Below are the records. List every line holding the word "ylabel".
• • • • •
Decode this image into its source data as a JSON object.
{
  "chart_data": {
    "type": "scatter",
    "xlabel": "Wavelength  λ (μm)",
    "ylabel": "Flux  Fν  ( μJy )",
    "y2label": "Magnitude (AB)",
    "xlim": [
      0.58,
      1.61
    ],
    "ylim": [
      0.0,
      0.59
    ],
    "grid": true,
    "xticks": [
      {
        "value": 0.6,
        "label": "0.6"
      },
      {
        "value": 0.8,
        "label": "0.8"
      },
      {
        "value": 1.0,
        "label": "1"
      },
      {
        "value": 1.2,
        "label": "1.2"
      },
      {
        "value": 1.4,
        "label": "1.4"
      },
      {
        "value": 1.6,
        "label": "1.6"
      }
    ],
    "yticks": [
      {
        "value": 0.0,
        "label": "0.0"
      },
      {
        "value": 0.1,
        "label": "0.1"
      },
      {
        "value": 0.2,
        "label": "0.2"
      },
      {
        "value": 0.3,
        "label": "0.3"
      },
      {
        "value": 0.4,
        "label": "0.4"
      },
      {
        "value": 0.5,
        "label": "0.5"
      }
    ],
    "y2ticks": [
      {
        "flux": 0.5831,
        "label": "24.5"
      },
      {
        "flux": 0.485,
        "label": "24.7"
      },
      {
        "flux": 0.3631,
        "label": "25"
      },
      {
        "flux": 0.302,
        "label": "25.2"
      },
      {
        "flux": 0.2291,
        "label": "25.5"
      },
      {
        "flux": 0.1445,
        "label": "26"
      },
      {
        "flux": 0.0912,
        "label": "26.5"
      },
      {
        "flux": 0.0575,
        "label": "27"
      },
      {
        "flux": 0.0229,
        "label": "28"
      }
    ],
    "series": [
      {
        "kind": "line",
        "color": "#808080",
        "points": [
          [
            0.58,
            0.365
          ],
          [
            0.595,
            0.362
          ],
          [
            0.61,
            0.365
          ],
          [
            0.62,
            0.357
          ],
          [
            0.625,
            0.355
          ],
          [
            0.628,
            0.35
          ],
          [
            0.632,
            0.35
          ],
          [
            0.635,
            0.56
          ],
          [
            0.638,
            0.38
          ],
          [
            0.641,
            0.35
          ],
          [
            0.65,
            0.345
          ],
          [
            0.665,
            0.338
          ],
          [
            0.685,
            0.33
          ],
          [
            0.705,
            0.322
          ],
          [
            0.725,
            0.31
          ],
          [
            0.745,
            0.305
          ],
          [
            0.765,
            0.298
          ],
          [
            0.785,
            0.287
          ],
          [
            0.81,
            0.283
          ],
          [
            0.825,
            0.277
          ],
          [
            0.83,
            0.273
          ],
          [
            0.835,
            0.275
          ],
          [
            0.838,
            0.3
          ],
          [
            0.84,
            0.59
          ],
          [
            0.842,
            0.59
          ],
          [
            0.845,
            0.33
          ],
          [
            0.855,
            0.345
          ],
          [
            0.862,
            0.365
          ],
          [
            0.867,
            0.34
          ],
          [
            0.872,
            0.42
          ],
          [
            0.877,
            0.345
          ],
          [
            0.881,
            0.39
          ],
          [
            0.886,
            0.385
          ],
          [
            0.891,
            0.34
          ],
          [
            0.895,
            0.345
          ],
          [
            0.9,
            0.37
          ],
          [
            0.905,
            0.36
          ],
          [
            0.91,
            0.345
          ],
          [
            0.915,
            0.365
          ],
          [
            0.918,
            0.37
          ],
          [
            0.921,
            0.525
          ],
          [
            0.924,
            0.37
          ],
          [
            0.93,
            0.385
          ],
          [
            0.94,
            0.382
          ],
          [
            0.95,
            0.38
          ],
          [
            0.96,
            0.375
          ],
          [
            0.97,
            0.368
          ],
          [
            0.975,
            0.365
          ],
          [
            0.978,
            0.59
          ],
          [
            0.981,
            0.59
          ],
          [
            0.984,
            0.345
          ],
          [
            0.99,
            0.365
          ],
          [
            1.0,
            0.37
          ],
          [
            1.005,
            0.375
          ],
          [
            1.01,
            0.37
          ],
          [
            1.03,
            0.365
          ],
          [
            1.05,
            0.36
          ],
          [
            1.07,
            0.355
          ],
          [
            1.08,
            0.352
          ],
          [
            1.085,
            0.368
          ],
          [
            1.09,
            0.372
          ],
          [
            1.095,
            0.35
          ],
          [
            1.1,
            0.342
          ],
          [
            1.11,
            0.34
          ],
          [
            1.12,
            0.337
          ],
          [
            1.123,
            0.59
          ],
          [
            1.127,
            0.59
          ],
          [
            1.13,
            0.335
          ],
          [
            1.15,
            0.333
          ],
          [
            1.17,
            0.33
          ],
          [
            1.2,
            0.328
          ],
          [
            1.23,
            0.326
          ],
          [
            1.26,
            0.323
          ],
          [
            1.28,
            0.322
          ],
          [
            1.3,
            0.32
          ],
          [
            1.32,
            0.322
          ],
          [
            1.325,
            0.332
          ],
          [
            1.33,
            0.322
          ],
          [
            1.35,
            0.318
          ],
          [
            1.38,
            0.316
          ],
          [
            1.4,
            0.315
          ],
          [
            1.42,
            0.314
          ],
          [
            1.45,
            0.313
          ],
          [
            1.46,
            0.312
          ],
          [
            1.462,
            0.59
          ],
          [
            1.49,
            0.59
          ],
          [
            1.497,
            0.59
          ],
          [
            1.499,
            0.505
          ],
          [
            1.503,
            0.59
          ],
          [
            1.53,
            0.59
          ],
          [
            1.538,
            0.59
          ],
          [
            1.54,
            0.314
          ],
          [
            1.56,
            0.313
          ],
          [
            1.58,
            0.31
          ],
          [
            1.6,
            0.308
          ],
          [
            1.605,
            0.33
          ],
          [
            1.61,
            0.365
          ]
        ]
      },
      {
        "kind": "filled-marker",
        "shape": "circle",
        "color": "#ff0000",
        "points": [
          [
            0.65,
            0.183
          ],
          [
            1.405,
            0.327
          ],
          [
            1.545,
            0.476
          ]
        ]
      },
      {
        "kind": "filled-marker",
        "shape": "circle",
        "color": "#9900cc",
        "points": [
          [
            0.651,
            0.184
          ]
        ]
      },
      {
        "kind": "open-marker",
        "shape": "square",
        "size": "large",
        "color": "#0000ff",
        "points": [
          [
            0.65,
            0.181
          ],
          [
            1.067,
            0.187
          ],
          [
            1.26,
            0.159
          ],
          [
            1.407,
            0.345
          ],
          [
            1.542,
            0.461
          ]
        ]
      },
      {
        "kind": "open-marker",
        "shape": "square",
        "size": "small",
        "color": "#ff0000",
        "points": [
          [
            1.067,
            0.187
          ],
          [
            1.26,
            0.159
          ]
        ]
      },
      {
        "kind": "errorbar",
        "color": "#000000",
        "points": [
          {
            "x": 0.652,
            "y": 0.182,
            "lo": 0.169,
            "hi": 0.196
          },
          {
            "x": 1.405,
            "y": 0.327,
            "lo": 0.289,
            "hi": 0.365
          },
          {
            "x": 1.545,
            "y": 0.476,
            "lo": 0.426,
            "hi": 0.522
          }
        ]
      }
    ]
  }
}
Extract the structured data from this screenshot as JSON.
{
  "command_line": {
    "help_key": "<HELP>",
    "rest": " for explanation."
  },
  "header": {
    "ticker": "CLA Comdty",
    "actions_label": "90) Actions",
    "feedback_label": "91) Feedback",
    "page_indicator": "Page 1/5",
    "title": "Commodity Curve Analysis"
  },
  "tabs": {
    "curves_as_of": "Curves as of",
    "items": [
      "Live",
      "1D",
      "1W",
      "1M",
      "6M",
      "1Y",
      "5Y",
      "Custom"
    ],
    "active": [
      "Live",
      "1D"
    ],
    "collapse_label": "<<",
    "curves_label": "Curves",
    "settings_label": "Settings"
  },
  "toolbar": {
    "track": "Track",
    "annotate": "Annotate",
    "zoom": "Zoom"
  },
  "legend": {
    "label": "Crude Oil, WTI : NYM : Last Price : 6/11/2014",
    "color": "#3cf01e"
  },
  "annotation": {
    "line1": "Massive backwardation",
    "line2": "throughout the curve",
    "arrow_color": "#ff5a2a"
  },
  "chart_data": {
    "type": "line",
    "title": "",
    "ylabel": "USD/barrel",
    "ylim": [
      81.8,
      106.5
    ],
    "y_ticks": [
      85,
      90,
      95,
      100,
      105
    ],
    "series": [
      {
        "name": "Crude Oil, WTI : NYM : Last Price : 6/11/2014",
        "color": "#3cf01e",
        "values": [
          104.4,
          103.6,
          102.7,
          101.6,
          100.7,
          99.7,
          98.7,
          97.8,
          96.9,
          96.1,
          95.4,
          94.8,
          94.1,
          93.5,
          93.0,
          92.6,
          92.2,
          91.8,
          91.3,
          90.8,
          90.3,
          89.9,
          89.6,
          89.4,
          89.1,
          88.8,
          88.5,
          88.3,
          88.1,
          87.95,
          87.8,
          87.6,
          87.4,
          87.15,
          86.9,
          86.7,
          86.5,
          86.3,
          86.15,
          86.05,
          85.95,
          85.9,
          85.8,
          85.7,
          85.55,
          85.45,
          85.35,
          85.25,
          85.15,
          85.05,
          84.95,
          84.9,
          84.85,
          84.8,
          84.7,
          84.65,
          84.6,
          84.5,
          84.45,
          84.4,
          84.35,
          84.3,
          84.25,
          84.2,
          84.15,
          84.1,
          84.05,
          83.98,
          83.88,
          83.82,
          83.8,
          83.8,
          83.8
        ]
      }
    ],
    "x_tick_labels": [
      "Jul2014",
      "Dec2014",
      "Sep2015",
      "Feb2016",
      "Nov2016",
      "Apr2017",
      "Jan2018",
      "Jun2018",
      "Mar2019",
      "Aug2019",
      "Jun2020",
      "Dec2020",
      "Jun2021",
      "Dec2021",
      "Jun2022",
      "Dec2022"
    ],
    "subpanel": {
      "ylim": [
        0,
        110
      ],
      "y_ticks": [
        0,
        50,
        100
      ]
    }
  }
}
• • • • •
[Answer]
    "ylabel": "Flux  Fν  ( μJy )",
    "ylabel": "USD/barrel",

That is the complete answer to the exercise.